**TEXT SHOWN**
[START]

All week was spent in the ‘Introduction to C Programming’ Class.

July 29, 1994

This week was spent on a Diverse Work Assignment (DWA) with Jim Dumoulin and his Artificial Intelligence/Software Research group which is in the Information Systems Division of the Payload Management and Operations Directorate. He taught me about the Payload Data Management System (PDMS) and how it works to get the day to day information and to process a payload into one central computer system for every user to access.

Jim showed me the wonderful world of software development by fixing a few ‘bugs’ in the WinVN newsreader program which his group helped develop. He showed me how he gets information into his Web server and how he wrote PERL scripts to translate text into linked hypertext documents. By the end of the week, Jim helped me get my Web server up and running to serve documents to users on Center.

August 5, 1994

I finished my Individual Development Plan (IDP) early this week and acquired a PC-workstation from my supervisor to do my work on. I spent a few days getting the PC configured correctly and getting the software loaded and working properly.

I experimented this week with different screen capturing schemes so I can capture and print Mosaic screens. For presentations and meetings, I will print these screens on our Kodak XL7700 printer.

[END]

**WORK INSTRUCTIONS**
1. In the 1994 work journal, what did Jim write PERL scripts to do?
2. Pick up the 1994 work journal after its last sentence and keep writing it.
The material after this comes from a separate source.

**SOURCE MATERIAL**
[START]

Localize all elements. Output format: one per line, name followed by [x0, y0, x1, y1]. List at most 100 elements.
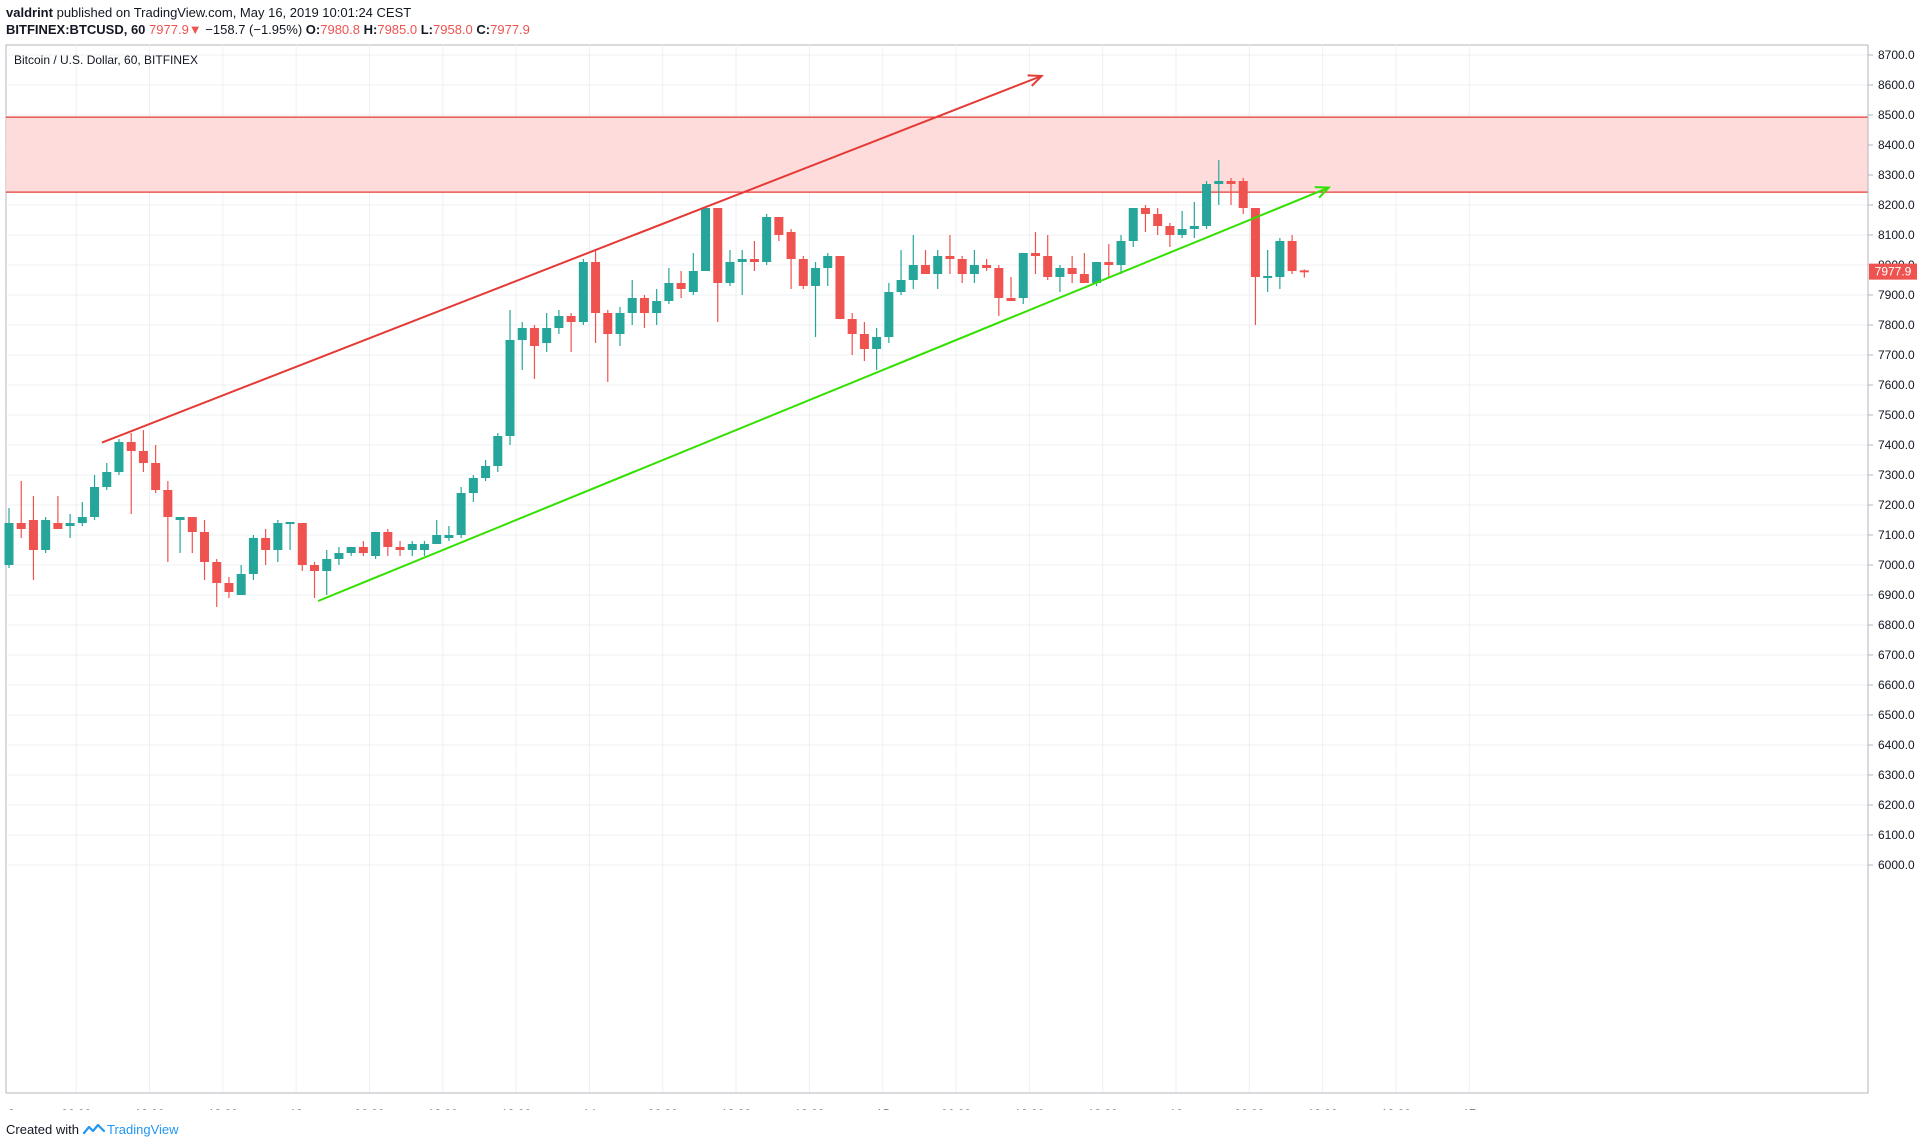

[END]

**FINAL ANSWERS**
1. To translate text into linked hypertext documents.

2.
I also looked around the Web quite a bit to find out how different administrators are doing searches of their documents. I’m interested in how the other NASA centers are searching and serving documents to NASA centers and also to the public. I sent E-mail to some NASA people to find out some specifics about their current document search system. I’m awaiting a reply.

August 12, 1994

Earlier this week, I supported two ‘hot jobs’ in the lab by taking digital photographs and by getting them onto MSL’s anonymous FTP site. I spent a lot of time on the phone to Downey, CA and JSC helping people download files from our site.

This week was my week in Pete Clements’ Networks group. Pete and I couldn’t get together until Wednesday, however. I spent one day in the Network Control Center (NCC) with Steve DeWitt. I got an introduction to bridges and routers and got to modify access lists and work some trouble tickets. I spent Thursday and Friday in Bob Raymond’s group where they do hands-on hardware and software configuration of their network users.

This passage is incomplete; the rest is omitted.